* START Working data *

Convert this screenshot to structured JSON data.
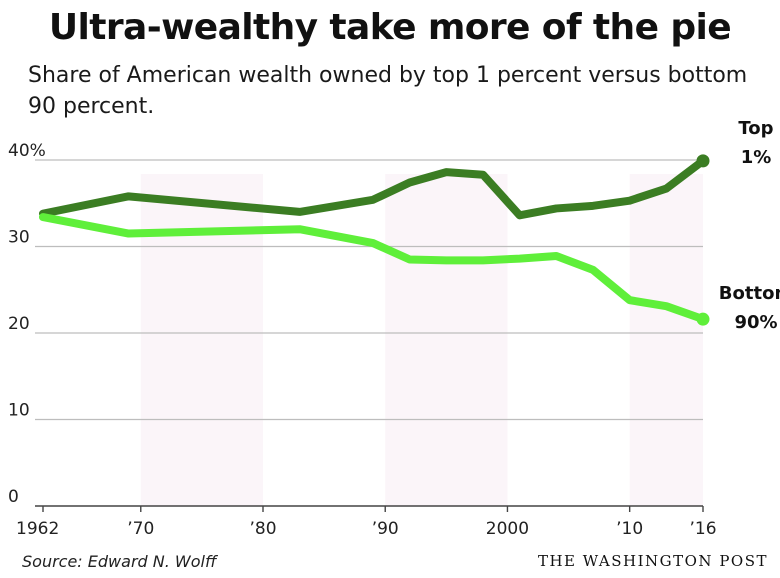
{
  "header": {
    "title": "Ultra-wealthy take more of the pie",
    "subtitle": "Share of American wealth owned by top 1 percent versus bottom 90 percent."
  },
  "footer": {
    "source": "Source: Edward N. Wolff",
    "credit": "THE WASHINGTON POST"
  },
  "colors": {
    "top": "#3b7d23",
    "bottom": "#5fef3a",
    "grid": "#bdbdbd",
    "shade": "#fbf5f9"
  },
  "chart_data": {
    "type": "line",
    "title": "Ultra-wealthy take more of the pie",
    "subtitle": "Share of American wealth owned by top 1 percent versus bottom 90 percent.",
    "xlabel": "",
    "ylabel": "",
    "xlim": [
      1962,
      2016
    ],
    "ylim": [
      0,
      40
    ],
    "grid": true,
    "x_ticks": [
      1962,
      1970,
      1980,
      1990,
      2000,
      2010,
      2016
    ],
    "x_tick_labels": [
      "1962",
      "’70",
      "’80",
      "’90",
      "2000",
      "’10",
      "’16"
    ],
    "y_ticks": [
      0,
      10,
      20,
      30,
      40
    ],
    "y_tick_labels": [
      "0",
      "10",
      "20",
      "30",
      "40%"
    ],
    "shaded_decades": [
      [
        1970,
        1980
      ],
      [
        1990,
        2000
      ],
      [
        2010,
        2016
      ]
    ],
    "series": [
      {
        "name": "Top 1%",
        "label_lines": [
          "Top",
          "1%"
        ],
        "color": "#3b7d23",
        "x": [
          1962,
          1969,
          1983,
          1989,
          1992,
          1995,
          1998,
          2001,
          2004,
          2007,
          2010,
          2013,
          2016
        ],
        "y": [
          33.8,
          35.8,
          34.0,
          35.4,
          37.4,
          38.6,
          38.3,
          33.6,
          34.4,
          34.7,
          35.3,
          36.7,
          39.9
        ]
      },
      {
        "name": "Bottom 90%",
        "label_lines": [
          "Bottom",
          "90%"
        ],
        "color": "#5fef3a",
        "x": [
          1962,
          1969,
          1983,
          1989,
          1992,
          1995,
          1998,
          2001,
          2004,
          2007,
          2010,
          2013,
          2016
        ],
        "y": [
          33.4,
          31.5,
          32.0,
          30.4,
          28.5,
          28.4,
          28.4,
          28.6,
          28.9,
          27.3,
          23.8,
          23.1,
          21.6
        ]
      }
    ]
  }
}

* END Working data *
* START Working data *

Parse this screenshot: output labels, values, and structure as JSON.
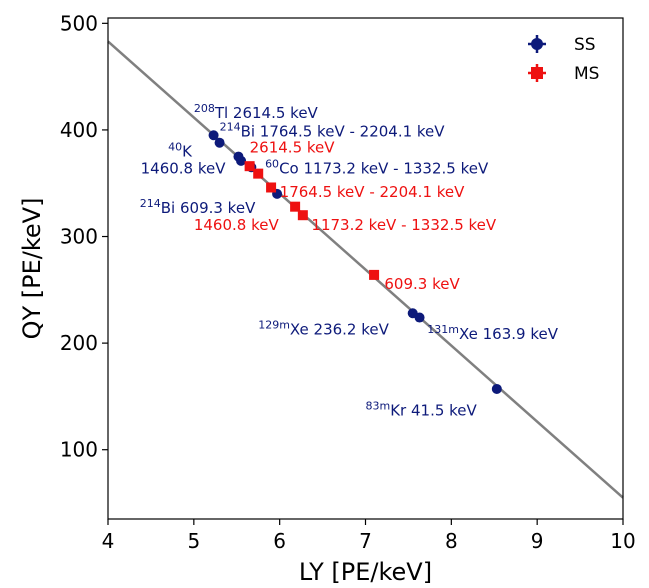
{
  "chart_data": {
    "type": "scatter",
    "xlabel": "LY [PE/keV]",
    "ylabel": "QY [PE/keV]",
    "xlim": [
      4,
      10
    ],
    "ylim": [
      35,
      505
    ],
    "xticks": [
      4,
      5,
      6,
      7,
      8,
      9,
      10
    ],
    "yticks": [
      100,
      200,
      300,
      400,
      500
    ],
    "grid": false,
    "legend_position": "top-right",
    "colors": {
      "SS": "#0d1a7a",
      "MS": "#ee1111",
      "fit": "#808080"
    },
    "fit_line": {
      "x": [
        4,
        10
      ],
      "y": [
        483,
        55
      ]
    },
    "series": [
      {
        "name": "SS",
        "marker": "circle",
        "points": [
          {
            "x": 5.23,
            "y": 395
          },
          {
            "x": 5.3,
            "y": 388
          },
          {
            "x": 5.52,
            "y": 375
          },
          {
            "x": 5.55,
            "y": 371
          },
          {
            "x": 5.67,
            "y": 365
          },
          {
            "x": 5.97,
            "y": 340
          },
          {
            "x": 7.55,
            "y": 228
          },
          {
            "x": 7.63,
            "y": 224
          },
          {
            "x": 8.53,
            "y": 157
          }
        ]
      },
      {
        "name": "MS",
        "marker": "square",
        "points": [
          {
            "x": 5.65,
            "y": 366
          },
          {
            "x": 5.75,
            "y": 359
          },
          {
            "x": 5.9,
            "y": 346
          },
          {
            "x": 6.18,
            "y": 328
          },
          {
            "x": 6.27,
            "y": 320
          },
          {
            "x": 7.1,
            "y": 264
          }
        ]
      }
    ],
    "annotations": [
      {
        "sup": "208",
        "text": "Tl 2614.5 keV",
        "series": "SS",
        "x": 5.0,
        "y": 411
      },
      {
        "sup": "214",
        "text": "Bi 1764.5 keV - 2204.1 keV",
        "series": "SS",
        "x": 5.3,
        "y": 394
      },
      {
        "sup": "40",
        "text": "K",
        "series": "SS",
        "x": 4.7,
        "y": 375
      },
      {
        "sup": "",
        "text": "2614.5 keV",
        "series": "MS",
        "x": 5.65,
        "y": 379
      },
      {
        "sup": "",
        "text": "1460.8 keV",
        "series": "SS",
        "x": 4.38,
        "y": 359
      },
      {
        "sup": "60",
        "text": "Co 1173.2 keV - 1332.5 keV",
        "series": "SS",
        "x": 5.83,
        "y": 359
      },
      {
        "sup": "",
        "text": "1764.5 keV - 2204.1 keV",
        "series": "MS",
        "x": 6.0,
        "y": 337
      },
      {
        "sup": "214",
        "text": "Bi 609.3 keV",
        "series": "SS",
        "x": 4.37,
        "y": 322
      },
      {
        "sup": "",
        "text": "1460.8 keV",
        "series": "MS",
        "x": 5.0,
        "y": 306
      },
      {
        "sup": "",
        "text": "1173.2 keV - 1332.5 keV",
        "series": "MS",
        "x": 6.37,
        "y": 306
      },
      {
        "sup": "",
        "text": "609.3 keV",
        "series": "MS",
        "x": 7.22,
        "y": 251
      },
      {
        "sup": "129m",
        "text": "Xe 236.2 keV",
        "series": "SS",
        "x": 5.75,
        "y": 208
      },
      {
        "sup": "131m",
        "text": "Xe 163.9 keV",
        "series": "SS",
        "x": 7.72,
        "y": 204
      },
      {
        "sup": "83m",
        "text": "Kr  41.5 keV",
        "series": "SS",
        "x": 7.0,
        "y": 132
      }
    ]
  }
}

* END Working data *

Using the records above, select and copy every line that has the word "JSON".

# [Exercise output]
Convert this screenshot to structured JSON data.
Parse this screenshot: output labels, values, and structure as JSON.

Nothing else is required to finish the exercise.